───── SUPPLIED ENTRIES

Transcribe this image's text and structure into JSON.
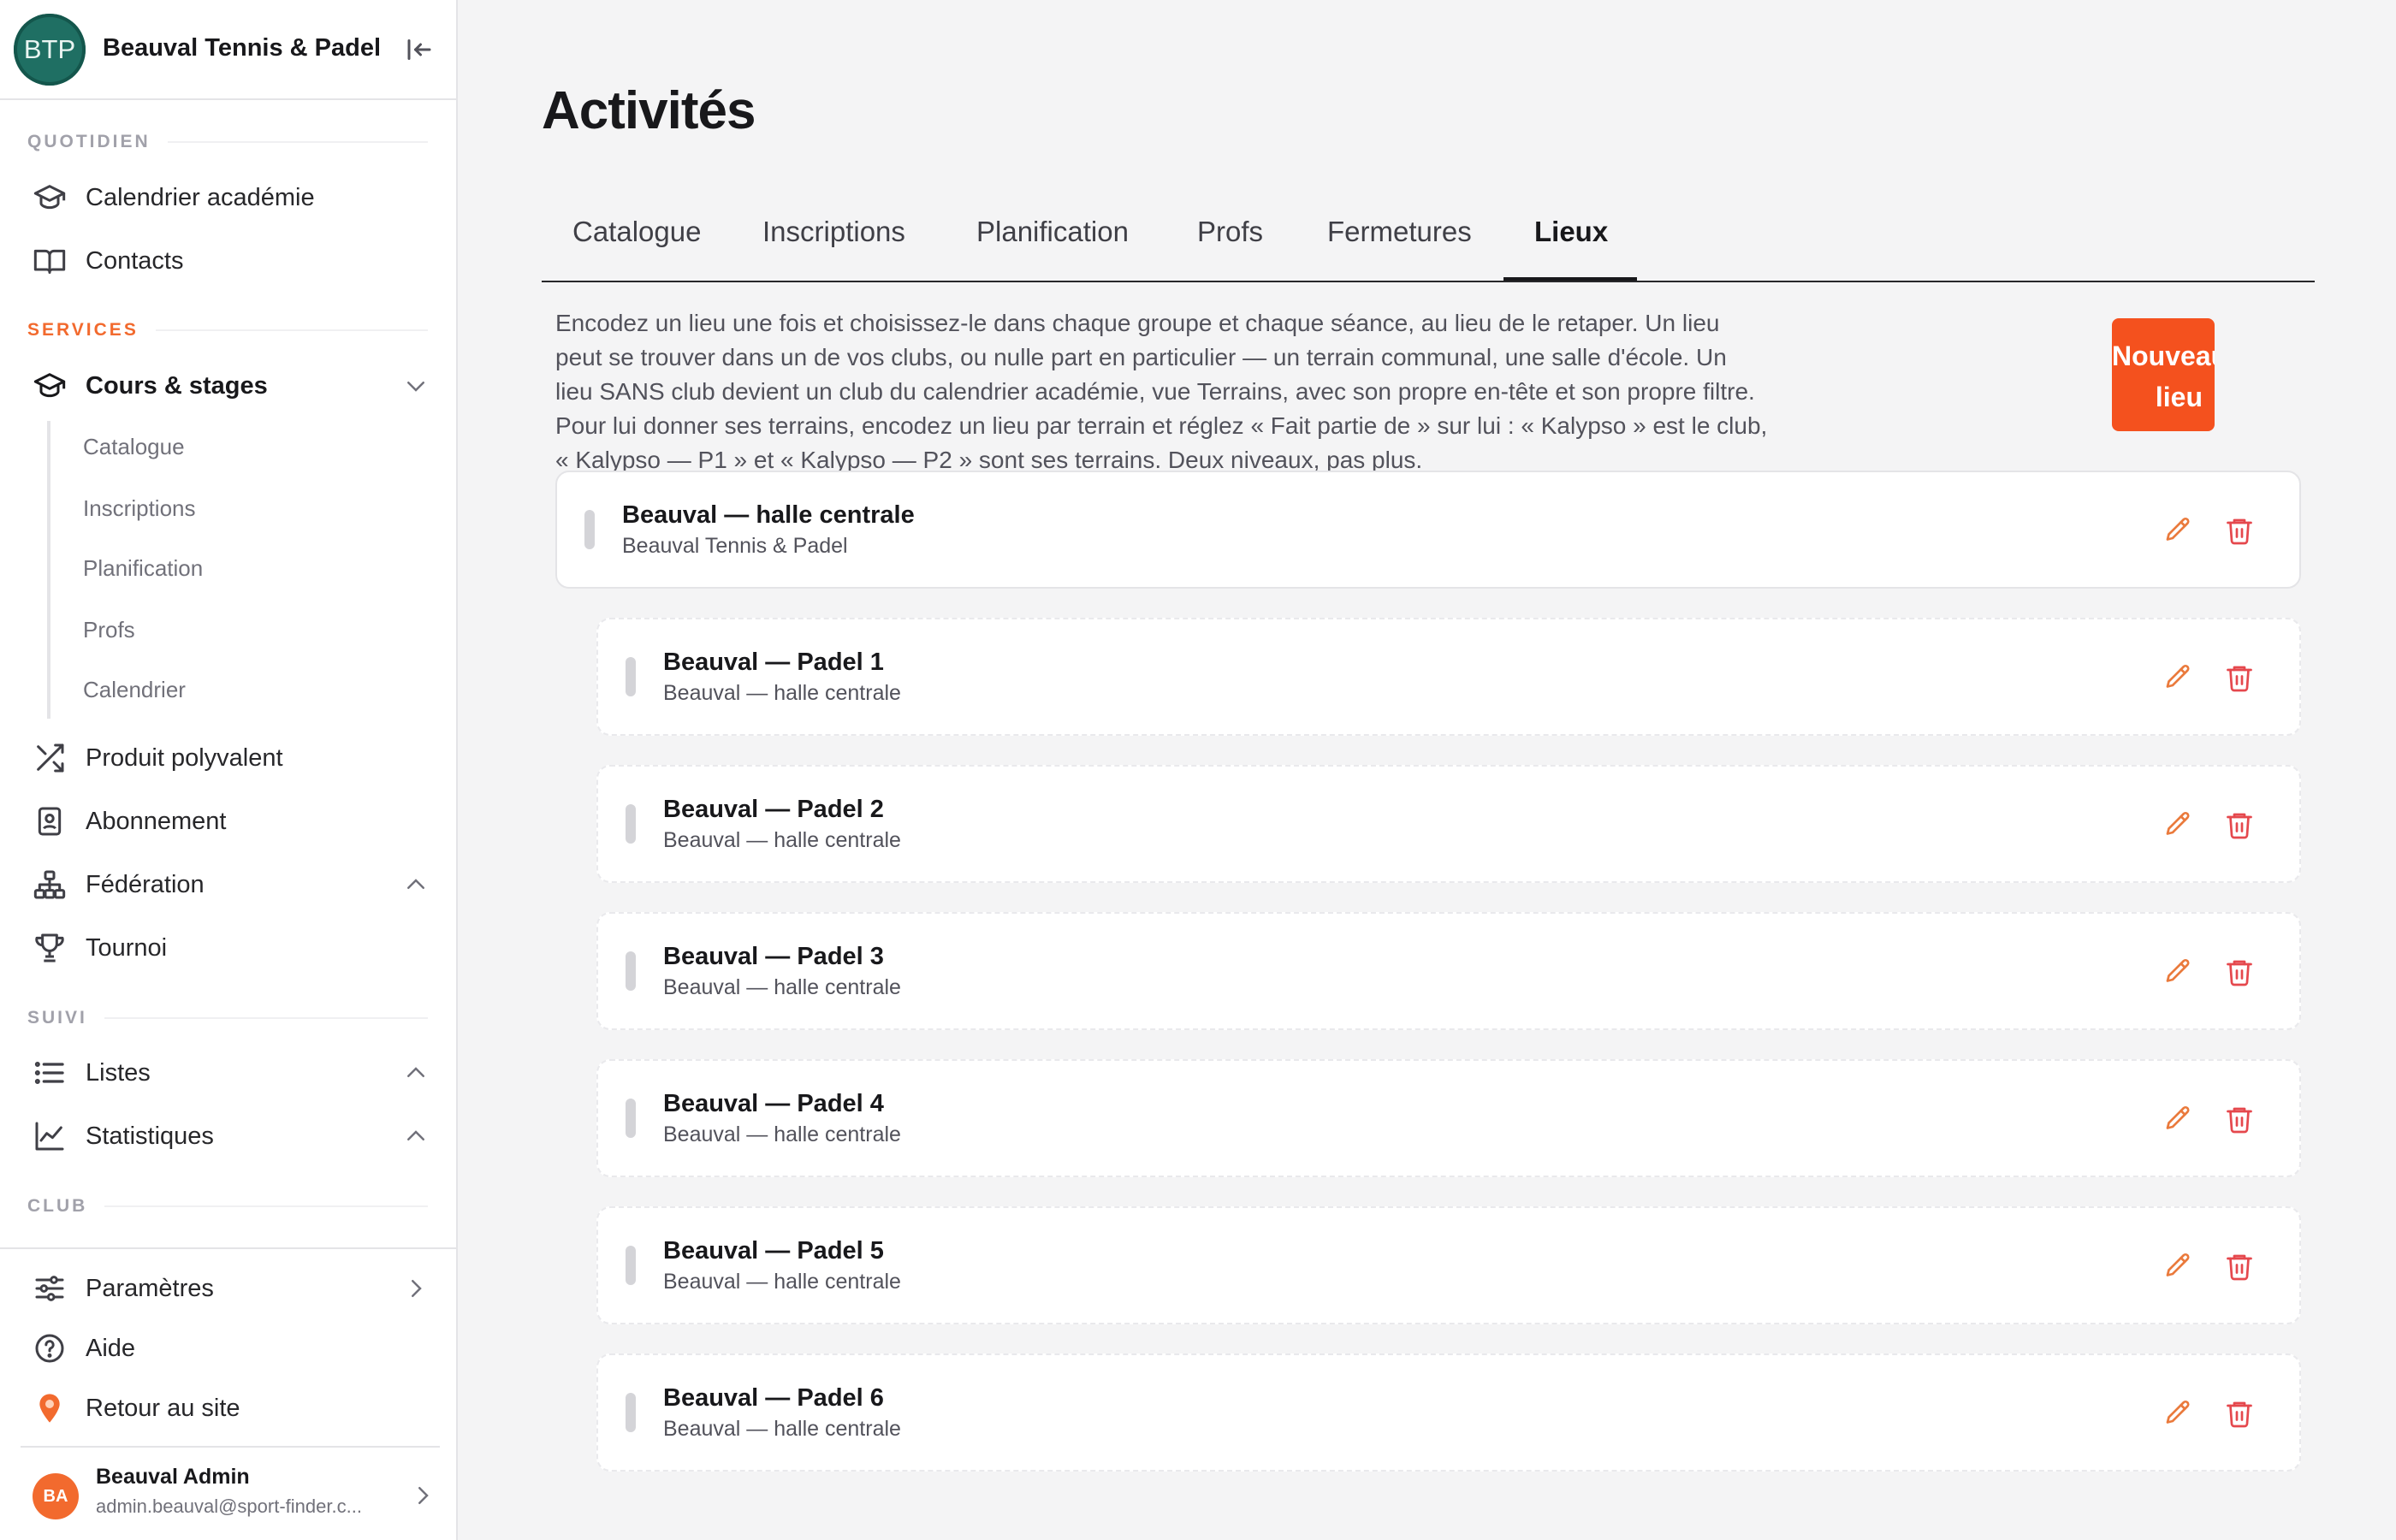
{
  "brand": {
    "initials": "BTP",
    "name": "Beauval Tennis & Padel"
  },
  "sidebar": {
    "sections": {
      "quotidien": "QUOTIDIEN",
      "services": "SERVICES",
      "suivi": "SUIVI",
      "club": "CLUB"
    },
    "items": {
      "calendrier_academie": "Calendrier académie",
      "contacts": "Contacts",
      "cours_stages": "Cours & stages",
      "produit_polyvalent": "Produit polyvalent",
      "abonnement": "Abonnement",
      "federation": "Fédération",
      "tournoi": "Tournoi",
      "listes": "Listes",
      "statistiques": "Statistiques",
      "parametres": "Paramètres",
      "aide": "Aide",
      "retour_site": "Retour au site"
    },
    "sub_items": [
      "Catalogue",
      "Inscriptions",
      "Planification",
      "Profs",
      "Calendrier"
    ]
  },
  "user": {
    "initials": "BA",
    "name": "Beauval Admin",
    "email": "admin.beauval@sport-finder.c..."
  },
  "main": {
    "title": "Activités",
    "tabs": [
      "Catalogue",
      "Inscriptions",
      "Planification",
      "Profs",
      "Fermetures",
      "Lieux"
    ],
    "active_tab": "Lieux",
    "intro": "Encodez un lieu une fois et choisissez-le dans chaque groupe et chaque séance, au lieu de le retaper. Un lieu peut se trouver dans un de vos clubs, ou nulle part en particulier — un terrain communal, une salle d'école. Un lieu SANS club devient un club du calendrier académie, vue Terrains, avec son propre en-tête et son propre filtre. Pour lui donner ses terrains, encodez un lieu par terrain et réglez « Fait partie de » sur lui : « Kalypso » est le club, « Kalypso — P1 » et « Kalypso — P2 » sont ses terrains. Deux niveaux, pas plus.",
    "new_button": "Nouveau lieu",
    "places": [
      {
        "name": "Beauval — halle centrale",
        "sub": "Beauval Tennis & Padel",
        "level": "parent"
      },
      {
        "name": "Beauval — Padel 1",
        "sub": "Beauval — halle centrale",
        "level": "child"
      },
      {
        "name": "Beauval — Padel 2",
        "sub": "Beauval — halle centrale",
        "level": "child"
      },
      {
        "name": "Beauval — Padel 3",
        "sub": "Beauval — halle centrale",
        "level": "child"
      },
      {
        "name": "Beauval — Padel 4",
        "sub": "Beauval — halle centrale",
        "level": "child"
      },
      {
        "name": "Beauval — Padel 5",
        "sub": "Beauval — halle centrale",
        "level": "child"
      },
      {
        "name": "Beauval — Padel 6",
        "sub": "Beauval — halle centrale",
        "level": "child"
      }
    ]
  },
  "colors": {
    "accent": "#f4511e",
    "brand_logo": "#1f6f63",
    "section_services": "#f26a2e",
    "edit_icon": "#ea7a3c",
    "delete_icon": "#e5484d"
  }
}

──────────

DESCRIPTION OF THE TASK ::
Within the listing above, find every line containing the string "name" and return it.

CORRECT OUTPUT ::
    "name": "Beauval Tennis & Padel"
    "name": "Beauval Admin",
        "name": "Beauval — halle centrale",
        "name": "Beauval — Padel 1",
        "name": "Beauval — Padel 2",
        "name": "Beauval — Padel 3",
        "name": "Beauval — Padel 4",
        "name": "Beauval — Padel 5",
        "name": "Beauval — Padel 6",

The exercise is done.